_YOUR GOAL_: From the data below, copy each line that includes the word "JSON".

== MATERIAL SHOWN

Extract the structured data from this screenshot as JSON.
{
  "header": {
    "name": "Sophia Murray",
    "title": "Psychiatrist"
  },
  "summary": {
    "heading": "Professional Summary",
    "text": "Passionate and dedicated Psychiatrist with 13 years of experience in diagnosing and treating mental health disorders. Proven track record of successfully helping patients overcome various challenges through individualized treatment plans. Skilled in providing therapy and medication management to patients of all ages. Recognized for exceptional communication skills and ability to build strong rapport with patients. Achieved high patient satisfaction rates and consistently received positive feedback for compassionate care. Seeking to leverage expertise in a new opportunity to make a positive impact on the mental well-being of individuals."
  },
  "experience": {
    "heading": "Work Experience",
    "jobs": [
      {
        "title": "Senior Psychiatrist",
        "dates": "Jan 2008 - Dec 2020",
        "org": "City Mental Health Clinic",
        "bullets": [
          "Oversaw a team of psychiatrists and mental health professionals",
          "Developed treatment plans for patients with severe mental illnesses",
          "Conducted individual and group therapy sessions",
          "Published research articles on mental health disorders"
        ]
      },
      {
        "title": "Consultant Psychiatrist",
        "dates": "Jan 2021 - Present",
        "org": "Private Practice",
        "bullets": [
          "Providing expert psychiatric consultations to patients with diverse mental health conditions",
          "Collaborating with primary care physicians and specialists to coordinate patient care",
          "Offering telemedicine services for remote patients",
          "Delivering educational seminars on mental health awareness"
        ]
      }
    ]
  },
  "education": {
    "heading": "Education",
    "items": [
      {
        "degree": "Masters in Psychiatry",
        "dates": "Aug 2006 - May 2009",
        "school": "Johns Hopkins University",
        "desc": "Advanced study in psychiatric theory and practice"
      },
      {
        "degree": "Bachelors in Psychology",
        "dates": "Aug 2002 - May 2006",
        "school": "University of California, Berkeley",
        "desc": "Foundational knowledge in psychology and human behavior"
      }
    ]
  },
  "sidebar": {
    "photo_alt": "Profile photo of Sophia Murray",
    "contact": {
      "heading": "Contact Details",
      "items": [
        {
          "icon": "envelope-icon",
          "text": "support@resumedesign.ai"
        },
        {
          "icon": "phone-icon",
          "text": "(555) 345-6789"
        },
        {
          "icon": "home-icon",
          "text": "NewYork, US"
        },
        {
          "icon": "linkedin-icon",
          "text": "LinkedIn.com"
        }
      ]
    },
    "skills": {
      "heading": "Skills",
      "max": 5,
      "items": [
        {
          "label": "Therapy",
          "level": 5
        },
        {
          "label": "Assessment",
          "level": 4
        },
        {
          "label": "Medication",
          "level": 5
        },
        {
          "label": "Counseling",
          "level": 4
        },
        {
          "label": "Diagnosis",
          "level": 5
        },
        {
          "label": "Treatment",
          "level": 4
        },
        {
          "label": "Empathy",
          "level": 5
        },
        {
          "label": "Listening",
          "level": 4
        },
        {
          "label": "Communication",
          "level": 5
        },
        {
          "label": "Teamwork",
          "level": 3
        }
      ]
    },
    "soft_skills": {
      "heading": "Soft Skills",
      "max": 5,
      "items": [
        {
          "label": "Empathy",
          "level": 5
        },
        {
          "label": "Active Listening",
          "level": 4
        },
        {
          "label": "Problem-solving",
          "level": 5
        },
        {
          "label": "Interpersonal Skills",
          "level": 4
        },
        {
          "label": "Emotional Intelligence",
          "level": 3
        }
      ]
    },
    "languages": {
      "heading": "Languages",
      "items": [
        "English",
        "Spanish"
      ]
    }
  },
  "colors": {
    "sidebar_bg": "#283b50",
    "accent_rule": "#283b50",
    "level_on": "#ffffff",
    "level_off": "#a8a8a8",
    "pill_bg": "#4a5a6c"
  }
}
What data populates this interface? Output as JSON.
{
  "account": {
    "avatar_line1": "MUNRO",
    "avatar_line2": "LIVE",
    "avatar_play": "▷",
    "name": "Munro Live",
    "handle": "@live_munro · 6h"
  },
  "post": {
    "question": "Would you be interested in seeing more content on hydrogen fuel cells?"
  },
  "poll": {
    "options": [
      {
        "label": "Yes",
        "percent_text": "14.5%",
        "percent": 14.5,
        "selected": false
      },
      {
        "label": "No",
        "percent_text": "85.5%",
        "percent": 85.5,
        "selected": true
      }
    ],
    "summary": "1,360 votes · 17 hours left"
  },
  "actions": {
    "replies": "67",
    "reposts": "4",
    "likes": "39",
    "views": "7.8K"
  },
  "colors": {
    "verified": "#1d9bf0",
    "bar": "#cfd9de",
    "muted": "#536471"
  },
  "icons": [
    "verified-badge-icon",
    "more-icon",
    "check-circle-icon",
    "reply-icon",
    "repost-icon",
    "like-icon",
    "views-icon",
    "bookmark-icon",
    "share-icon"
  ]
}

====
== MATERIAL SHOWN

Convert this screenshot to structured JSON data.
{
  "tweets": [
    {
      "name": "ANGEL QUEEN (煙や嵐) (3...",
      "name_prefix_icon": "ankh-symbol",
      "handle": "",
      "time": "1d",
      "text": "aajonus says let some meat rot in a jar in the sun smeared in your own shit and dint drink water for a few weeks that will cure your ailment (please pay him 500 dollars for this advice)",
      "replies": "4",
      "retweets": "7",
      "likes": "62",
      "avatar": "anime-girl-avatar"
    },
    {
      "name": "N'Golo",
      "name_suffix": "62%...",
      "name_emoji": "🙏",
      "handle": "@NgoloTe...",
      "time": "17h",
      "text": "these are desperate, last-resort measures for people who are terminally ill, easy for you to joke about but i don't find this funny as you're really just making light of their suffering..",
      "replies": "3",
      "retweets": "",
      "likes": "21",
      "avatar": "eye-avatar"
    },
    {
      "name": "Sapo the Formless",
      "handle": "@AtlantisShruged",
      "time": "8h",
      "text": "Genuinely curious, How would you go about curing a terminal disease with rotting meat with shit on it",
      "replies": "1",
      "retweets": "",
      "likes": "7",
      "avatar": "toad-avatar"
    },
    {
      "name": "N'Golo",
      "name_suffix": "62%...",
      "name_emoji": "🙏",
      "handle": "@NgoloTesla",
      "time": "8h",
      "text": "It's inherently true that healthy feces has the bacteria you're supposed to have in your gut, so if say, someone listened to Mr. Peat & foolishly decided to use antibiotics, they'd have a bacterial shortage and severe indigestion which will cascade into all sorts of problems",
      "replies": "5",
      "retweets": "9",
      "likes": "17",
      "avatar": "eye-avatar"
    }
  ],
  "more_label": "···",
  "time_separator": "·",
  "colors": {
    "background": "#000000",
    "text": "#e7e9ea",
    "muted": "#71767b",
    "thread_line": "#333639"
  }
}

====
== MATERIAL SHOWN

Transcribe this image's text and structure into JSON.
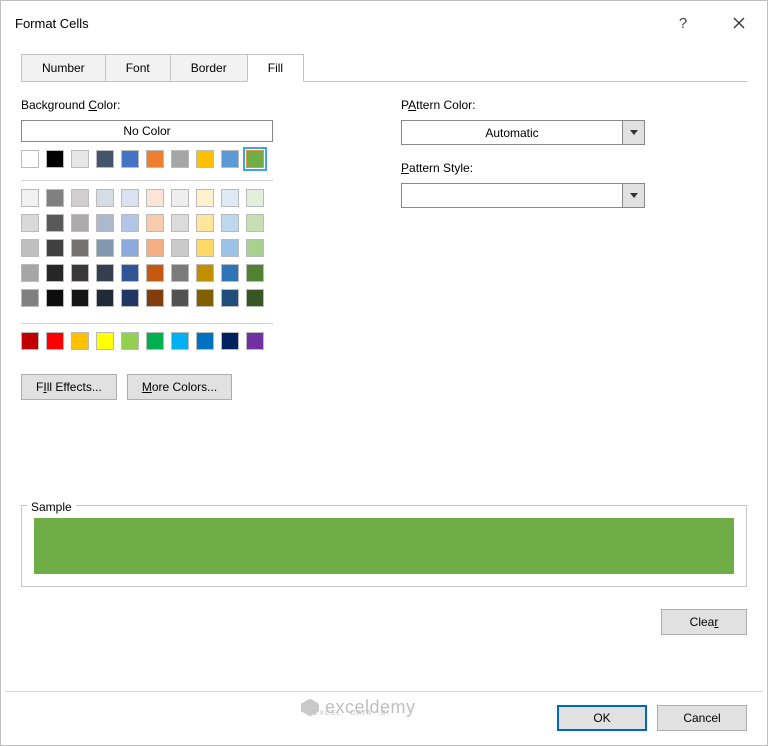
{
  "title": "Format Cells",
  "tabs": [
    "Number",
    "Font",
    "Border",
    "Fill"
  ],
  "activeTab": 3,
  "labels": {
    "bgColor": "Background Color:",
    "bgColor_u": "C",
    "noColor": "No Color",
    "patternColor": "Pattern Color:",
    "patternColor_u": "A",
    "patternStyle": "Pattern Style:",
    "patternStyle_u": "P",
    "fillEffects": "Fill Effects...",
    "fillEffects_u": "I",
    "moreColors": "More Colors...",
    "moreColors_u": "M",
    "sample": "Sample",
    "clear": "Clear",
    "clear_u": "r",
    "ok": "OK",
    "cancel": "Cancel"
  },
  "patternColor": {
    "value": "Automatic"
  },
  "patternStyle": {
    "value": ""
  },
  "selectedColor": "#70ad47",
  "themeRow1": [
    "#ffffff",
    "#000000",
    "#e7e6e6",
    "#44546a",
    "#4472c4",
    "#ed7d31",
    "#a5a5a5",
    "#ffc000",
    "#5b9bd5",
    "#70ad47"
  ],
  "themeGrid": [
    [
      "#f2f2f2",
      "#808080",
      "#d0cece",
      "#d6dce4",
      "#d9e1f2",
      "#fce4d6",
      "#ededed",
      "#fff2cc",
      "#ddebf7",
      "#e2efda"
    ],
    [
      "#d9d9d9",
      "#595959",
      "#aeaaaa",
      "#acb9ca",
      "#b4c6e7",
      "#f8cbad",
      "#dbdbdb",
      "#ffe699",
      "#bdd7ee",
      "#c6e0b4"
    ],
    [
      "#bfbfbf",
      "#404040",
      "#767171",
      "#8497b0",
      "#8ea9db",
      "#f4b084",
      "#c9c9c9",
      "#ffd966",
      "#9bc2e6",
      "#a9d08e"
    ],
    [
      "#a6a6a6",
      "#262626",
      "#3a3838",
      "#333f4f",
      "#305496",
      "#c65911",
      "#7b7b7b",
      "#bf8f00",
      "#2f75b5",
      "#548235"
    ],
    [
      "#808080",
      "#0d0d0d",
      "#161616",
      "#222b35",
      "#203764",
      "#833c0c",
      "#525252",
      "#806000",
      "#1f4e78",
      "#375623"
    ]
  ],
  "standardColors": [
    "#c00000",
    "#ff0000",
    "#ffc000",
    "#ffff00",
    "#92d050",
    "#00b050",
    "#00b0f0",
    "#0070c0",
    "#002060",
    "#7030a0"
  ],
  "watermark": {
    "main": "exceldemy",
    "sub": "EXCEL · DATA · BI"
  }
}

====

_RESPONSE_:
Extract the structured data from this screenshot as JSON.
What data populates this interface? Output as JSON.
Convert this screenshot to structured JSON data.
Transcribe this image's text and structure into JSON.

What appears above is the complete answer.